Dataset rows:
****************************************

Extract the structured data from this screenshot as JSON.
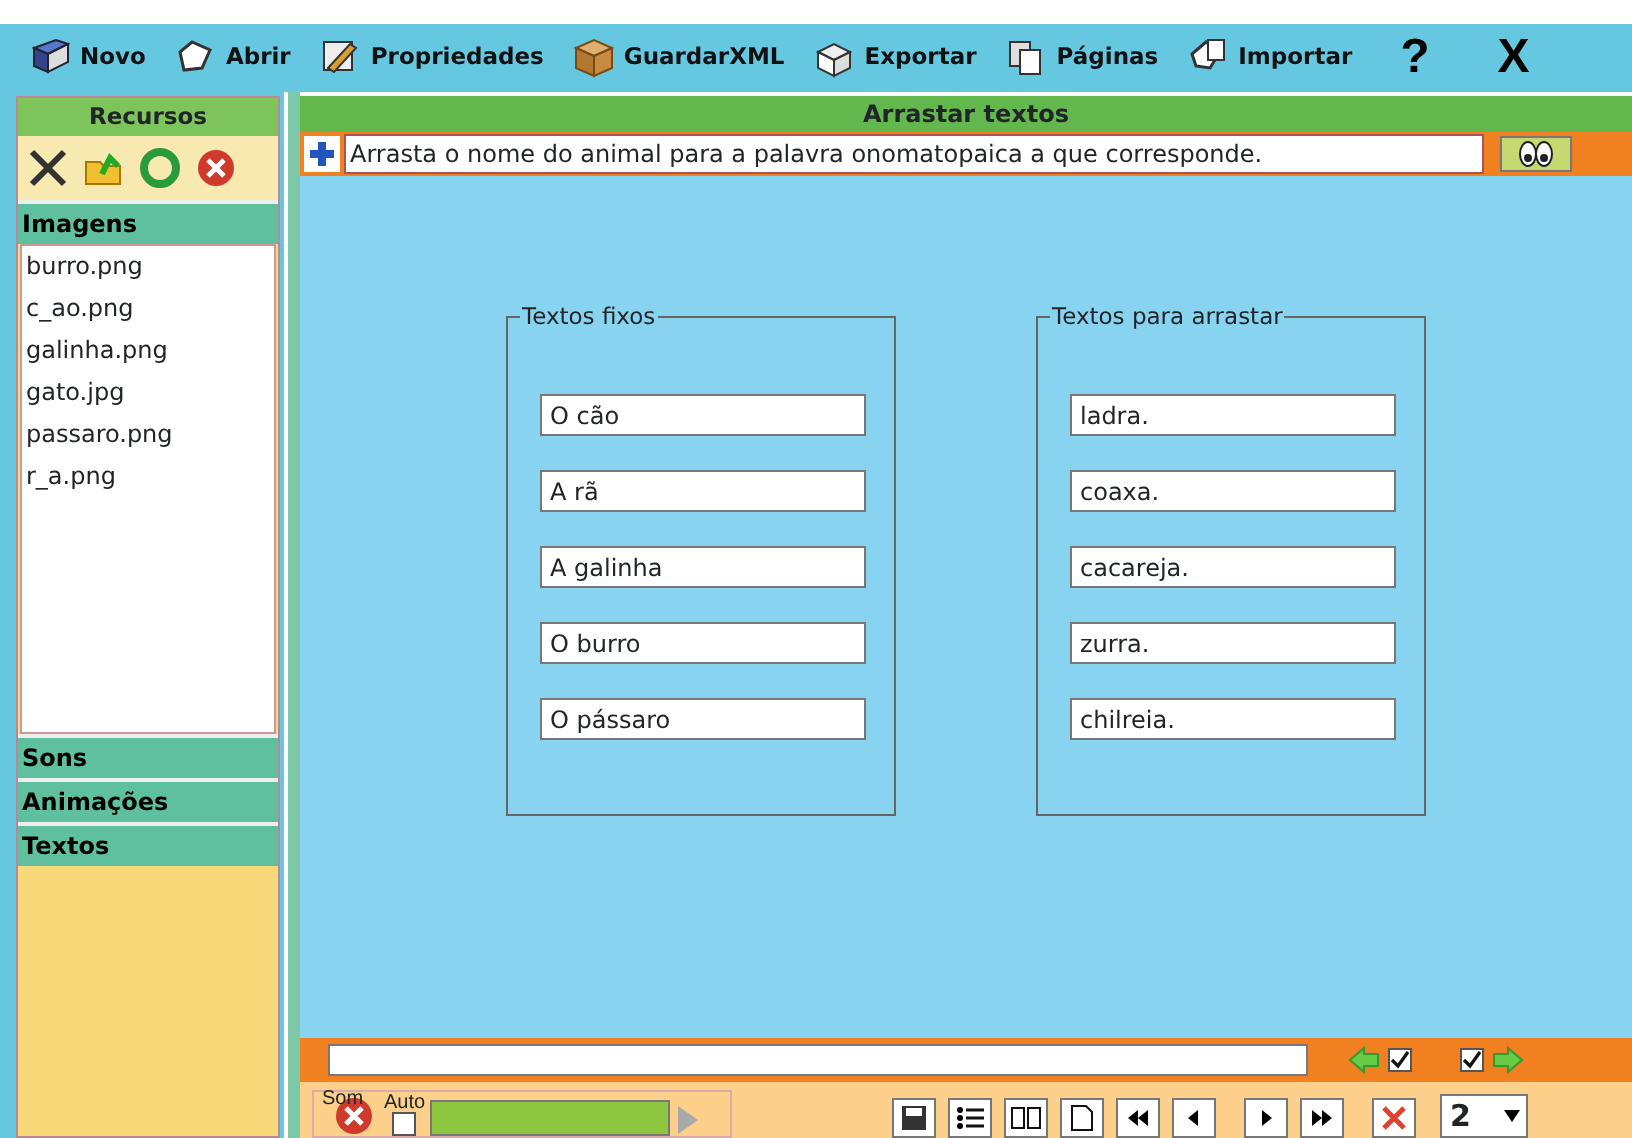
{
  "toolbar": [
    {
      "label": "Novo"
    },
    {
      "label": "Abrir"
    },
    {
      "label": "Propriedades"
    },
    {
      "label": "GuardarXML"
    },
    {
      "label": "Exportar"
    },
    {
      "label": "Páginas"
    },
    {
      "label": "Importar"
    }
  ],
  "toolbar_glyphs": [
    "?",
    "X"
  ],
  "sidebar": {
    "title": "Recursos",
    "sections": [
      {
        "label": "Imagens",
        "items": [
          "burro.png",
          "c_ao.png",
          "galinha.png",
          "gato.jpg",
          "passaro.png",
          "r_a.png"
        ]
      },
      {
        "label": "Sons"
      },
      {
        "label": "Animações"
      },
      {
        "label": "Textos"
      }
    ]
  },
  "main": {
    "title": "Arrastar textos",
    "instruction": "Arrasta o nome do animal para a palavra onomatopaica a que corresponde.",
    "groups": [
      {
        "legend": "Textos fixos",
        "items": [
          "O cão",
          "A rã",
          "A galinha",
          "O burro",
          "O pássaro"
        ]
      },
      {
        "legend": "Textos para arrastar",
        "items": [
          "ladra.",
          "coaxa.",
          "cacareja.",
          "zurra.",
          "chilreia."
        ]
      }
    ]
  },
  "footer": {
    "checks": [
      {
        "checked": true
      },
      {
        "checked": true
      }
    ],
    "sound_label": "Som",
    "auto": {
      "label": "Auto",
      "checked": false
    },
    "page": "2"
  }
}
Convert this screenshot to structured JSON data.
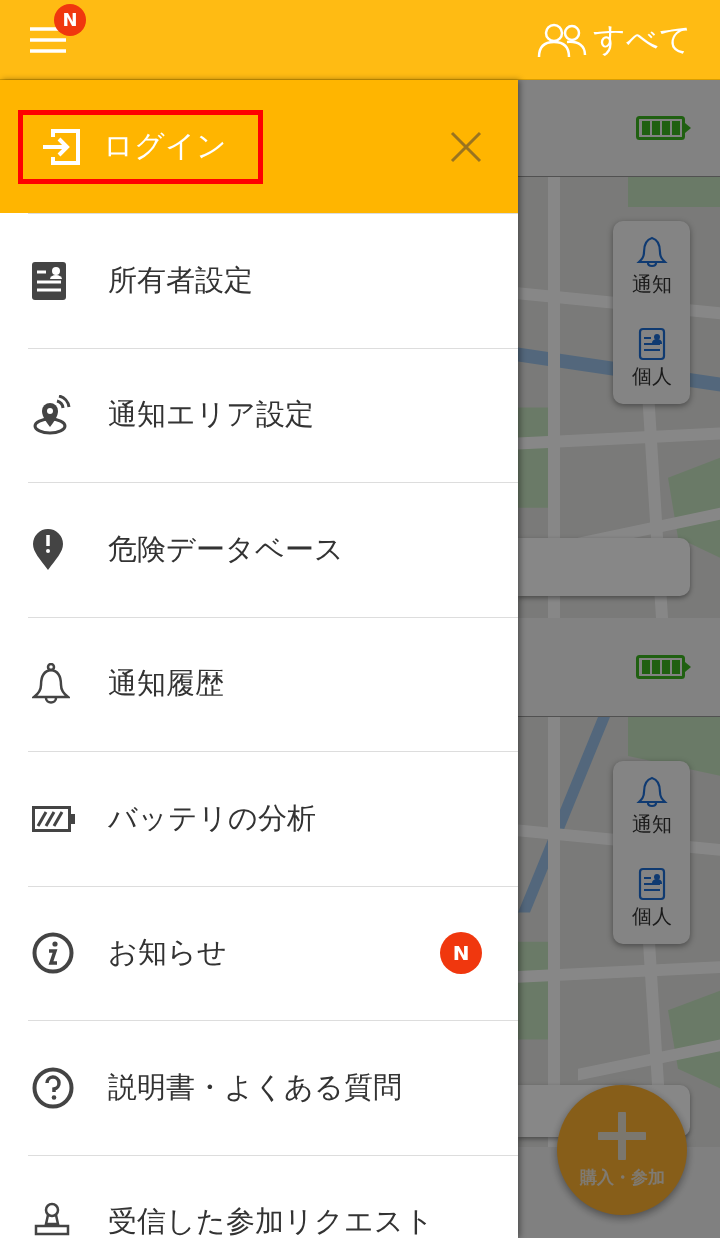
{
  "header": {
    "menu_badge": "N",
    "filter_label": "すべて"
  },
  "drawer": {
    "login": {
      "label": "ログイン",
      "highlighted": true
    },
    "items": [
      {
        "label": "所有者設定"
      },
      {
        "label": "通知エリア設定"
      },
      {
        "label": "危険データベース"
      },
      {
        "label": "通知履歴"
      },
      {
        "label": "バッテリの分析"
      },
      {
        "label": "お知らせ",
        "badge": "N"
      },
      {
        "label": "説明書・よくある質問"
      },
      {
        "label": "受信した参加リクエスト"
      }
    ]
  },
  "background": {
    "cards": [
      {
        "buttons": [
          "通知",
          "個人"
        ]
      },
      {
        "buttons": [
          "通知",
          "個人"
        ]
      }
    ],
    "fab": {
      "label": "購入・参加"
    }
  }
}
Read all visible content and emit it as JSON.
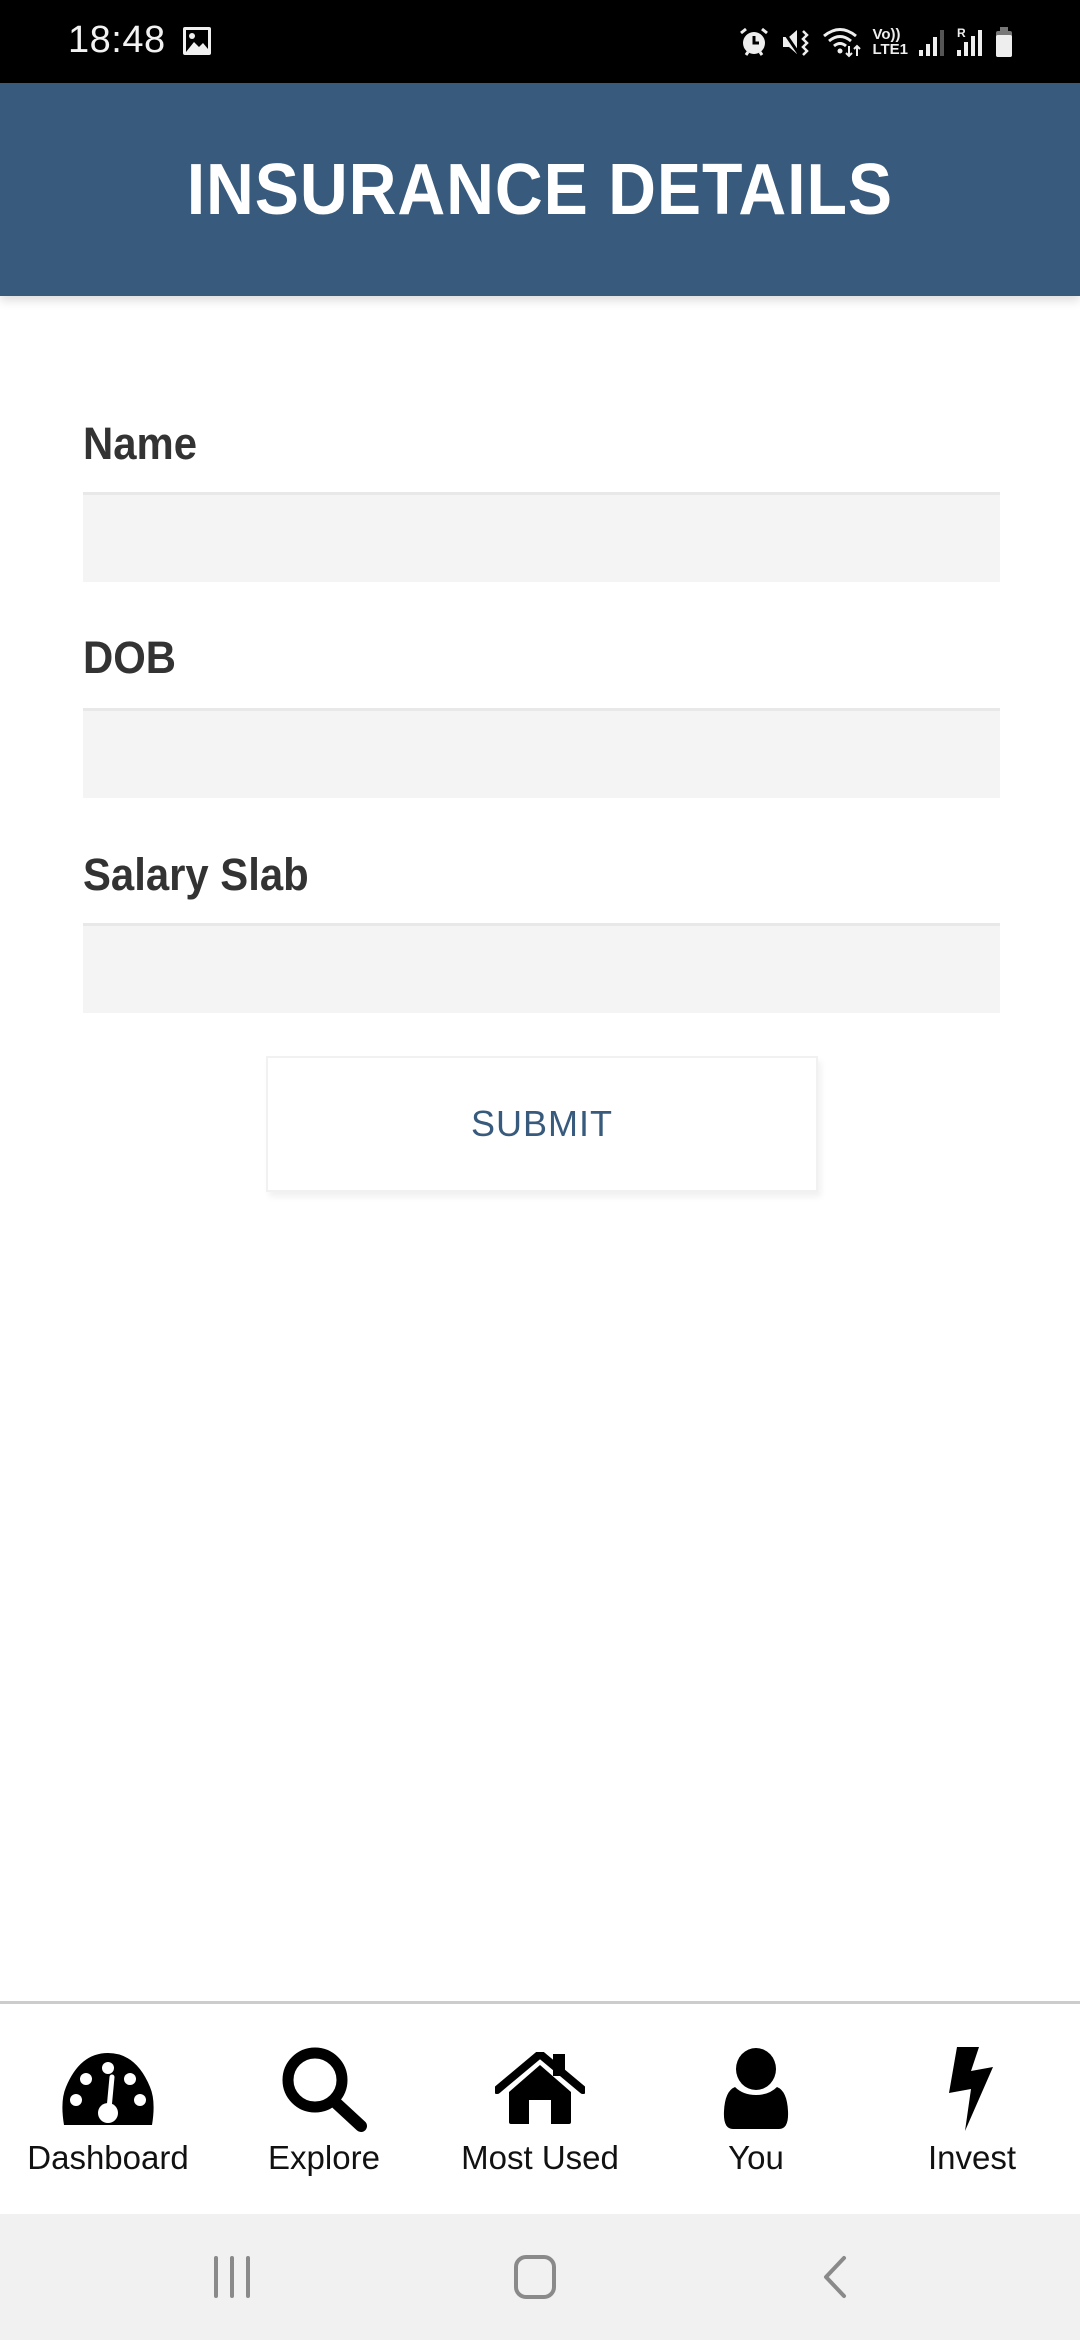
{
  "status_bar": {
    "time": "18:48",
    "left_icons": [
      "gallery-icon"
    ],
    "right_icons": [
      "alarm-icon",
      "vibrate-mute-icon",
      "wifi-icon",
      "volte-lte1-indicator",
      "signal-sim1-icon",
      "roaming-signal-sim2-icon",
      "battery-icon"
    ],
    "volte_label_top": "Vo))",
    "volte_label_bottom": "LTE1",
    "roaming_label": "R"
  },
  "header": {
    "title": "INSURANCE DETAILS",
    "background_color": "#385a7c"
  },
  "form": {
    "fields": [
      {
        "label": "Name",
        "value": "",
        "placeholder": ""
      },
      {
        "label": "DOB",
        "value": "",
        "placeholder": ""
      },
      {
        "label": "Salary Slab",
        "value": "",
        "placeholder": ""
      }
    ],
    "submit_label": "SUBMIT"
  },
  "bottom_nav": {
    "items": [
      {
        "label": "Dashboard",
        "icon": "dashboard-gauge-icon"
      },
      {
        "label": "Explore",
        "icon": "search-icon"
      },
      {
        "label": "Most Used",
        "icon": "home-icon"
      },
      {
        "label": "You",
        "icon": "user-icon"
      },
      {
        "label": "Invest",
        "icon": "lightning-icon"
      }
    ]
  },
  "system_nav": {
    "buttons": [
      "recent-apps",
      "home",
      "back"
    ]
  }
}
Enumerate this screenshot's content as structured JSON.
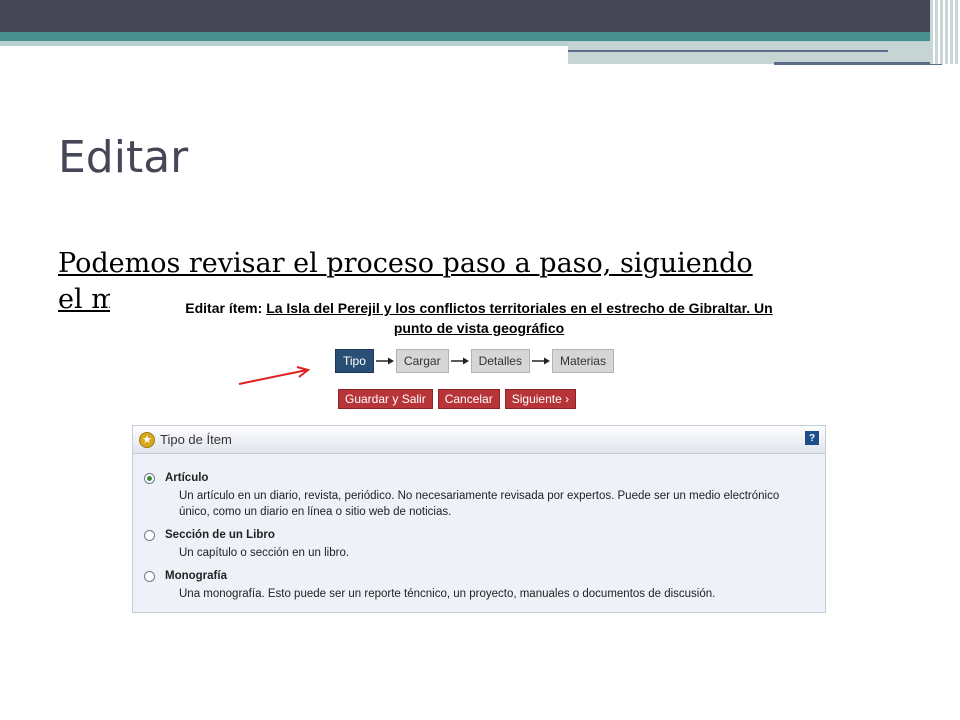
{
  "slide": {
    "title": "Editar",
    "body_line1": "Podemos revisar el proceso paso a paso, siguiendo",
    "body_line2": "el m"
  },
  "screenshot": {
    "heading_prefix": "Editar ítem:",
    "item_title_line1": "La Isla del Perejil y los conflictos territoriales en el estrecho de Gibraltar. Un",
    "item_title_line2": "punto de vista geográfico",
    "steps": [
      "Tipo",
      "Cargar",
      "Detalles",
      "Materias"
    ],
    "active_step": "Tipo",
    "buttons": {
      "save_exit": "Guardar y Salir",
      "cancel": "Cancelar",
      "next": "Siguiente ›"
    },
    "panel": {
      "title": "Tipo de Ítem",
      "help": "?",
      "options": [
        {
          "label": "Artículo",
          "checked": true,
          "desc": "Un artículo en un diario, revista, periódico. No necesariamente revisada por expertos. Puede ser un medio electrónico único, como un diario en línea o sitio web de noticias."
        },
        {
          "label": "Sección de un Libro",
          "checked": false,
          "desc": "Un capítulo o sección en un libro."
        },
        {
          "label": "Monografía",
          "checked": false,
          "desc": "Una monografía. Esto puede ser un reporte téncnico, un proyecto, manuales o documentos de discusión."
        }
      ]
    }
  },
  "colors": {
    "topbar": "#454756",
    "teal": "#4a8f8f",
    "active_step": "#2a4f75",
    "button_red": "#b73539",
    "annotation_arrow": "#e02020"
  }
}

****************************************

WHAT TO PRODUCE: Please transcribe the material above exactly as written. Leave the pictures out.

WORKED SOLUTION:
Extract the structured data from this screenshot as JSON.
{
  "toolbar": [
    {
      "label": "Novo"
    },
    {
      "label": "Abrir"
    },
    {
      "label": "Propriedades"
    },
    {
      "label": "GuardarXML"
    },
    {
      "label": "Exportar"
    },
    {
      "label": "Páginas"
    },
    {
      "label": "Importar"
    }
  ],
  "toolbar_glyphs": [
    "?",
    "X"
  ],
  "sidebar": {
    "title": "Recursos",
    "sections": [
      {
        "label": "Imagens",
        "items": [
          "burro.png",
          "c_ao.png",
          "galinha.png",
          "gato.jpg",
          "passaro.png",
          "r_a.png"
        ]
      },
      {
        "label": "Sons"
      },
      {
        "label": "Animações"
      },
      {
        "label": "Textos"
      }
    ]
  },
  "main": {
    "title": "Arrastar textos",
    "instruction": "Arrasta o nome do animal para a palavra onomatopaica a que corresponde.",
    "groups": [
      {
        "legend": "Textos fixos",
        "items": [
          "O cão",
          "A rã",
          "A galinha",
          "O burro",
          "O pássaro"
        ]
      },
      {
        "legend": "Textos para arrastar",
        "items": [
          "ladra.",
          "coaxa.",
          "cacareja.",
          "zurra.",
          "chilreia."
        ]
      }
    ]
  },
  "footer": {
    "checks": [
      {
        "checked": true
      },
      {
        "checked": true
      }
    ],
    "sound_label": "Som",
    "auto": {
      "label": "Auto",
      "checked": false
    },
    "page": "2"
  }
}
Convert this screenshot to structured JSON data.
{
  "header": {
    "menu_badge": "N",
    "filter_label": "すべて"
  },
  "drawer": {
    "login": {
      "label": "ログイン",
      "highlighted": true
    },
    "items": [
      {
        "label": "所有者設定"
      },
      {
        "label": "通知エリア設定"
      },
      {
        "label": "危険データベース"
      },
      {
        "label": "通知履歴"
      },
      {
        "label": "バッテリの分析"
      },
      {
        "label": "お知らせ",
        "badge": "N"
      },
      {
        "label": "説明書・よくある質問"
      },
      {
        "label": "受信した参加リクエスト"
      }
    ]
  },
  "background": {
    "cards": [
      {
        "buttons": [
          "通知",
          "個人"
        ]
      },
      {
        "buttons": [
          "通知",
          "個人"
        ]
      }
    ],
    "fab": {
      "label": "購入・参加"
    }
  }
}
Read all visible content and emit it as JSON.
{
  "status_bar": {
    "time": "18:48",
    "left_icons": [
      "gallery-icon"
    ],
    "right_icons": [
      "alarm-icon",
      "vibrate-mute-icon",
      "wifi-icon",
      "volte-lte1-indicator",
      "signal-sim1-icon",
      "roaming-signal-sim2-icon",
      "battery-icon"
    ],
    "volte_label_top": "Vo))",
    "volte_label_bottom": "LTE1",
    "roaming_label": "R"
  },
  "header": {
    "title": "INSURANCE DETAILS",
    "background_color": "#385a7c"
  },
  "form": {
    "fields": [
      {
        "label": "Name",
        "value": "",
        "placeholder": ""
      },
      {
        "label": "DOB",
        "value": "",
        "placeholder": ""
      },
      {
        "label": "Salary Slab",
        "value": "",
        "placeholder": ""
      }
    ],
    "submit_label": "SUBMIT"
  },
  "bottom_nav": {
    "items": [
      {
        "label": "Dashboard",
        "icon": "dashboard-gauge-icon"
      },
      {
        "label": "Explore",
        "icon": "search-icon"
      },
      {
        "label": "Most Used",
        "icon": "home-icon"
      },
      {
        "label": "You",
        "icon": "user-icon"
      },
      {
        "label": "Invest",
        "icon": "lightning-icon"
      }
    ]
  },
  "system_nav": {
    "buttons": [
      "recent-apps",
      "home",
      "back"
    ]
  }
}
Enumerate this screenshot's content as structured JSON.
{
  "slide": {
    "title": "Editar",
    "body_line1": "Podemos revisar el proceso paso a paso, siguiendo",
    "body_line2": "el m"
  },
  "screenshot": {
    "heading_prefix": "Editar ítem:",
    "item_title_line1": "La Isla del Perejil y los conflictos territoriales en el estrecho de Gibraltar. Un",
    "item_title_line2": "punto de vista geográfico",
    "steps": [
      "Tipo",
      "Cargar",
      "Detalles",
      "Materias"
    ],
    "active_step": "Tipo",
    "buttons": {
      "save_exit": "Guardar y Salir",
      "cancel": "Cancelar",
      "next": "Siguiente ›"
    },
    "panel": {
      "title": "Tipo de Ítem",
      "help": "?",
      "options": [
        {
          "label": "Artículo",
          "checked": true,
          "desc": "Un artículo en un diario, revista, periódico. No necesariamente revisada por expertos. Puede ser un medio electrónico único, como un diario en línea o sitio web de noticias."
        },
        {
          "label": "Sección de un Libro",
          "checked": false,
          "desc": "Un capítulo o sección en un libro."
        },
        {
          "label": "Monografía",
          "checked": false,
          "desc": "Una monografía. Esto puede ser un reporte téncnico, un proyecto, manuales o documentos de discusión."
        }
      ]
    }
  },
  "colors": {
    "topbar": "#454756",
    "teal": "#4a8f8f",
    "active_step": "#2a4f75",
    "button_red": "#b73539",
    "annotation_arrow": "#e02020"
  }
}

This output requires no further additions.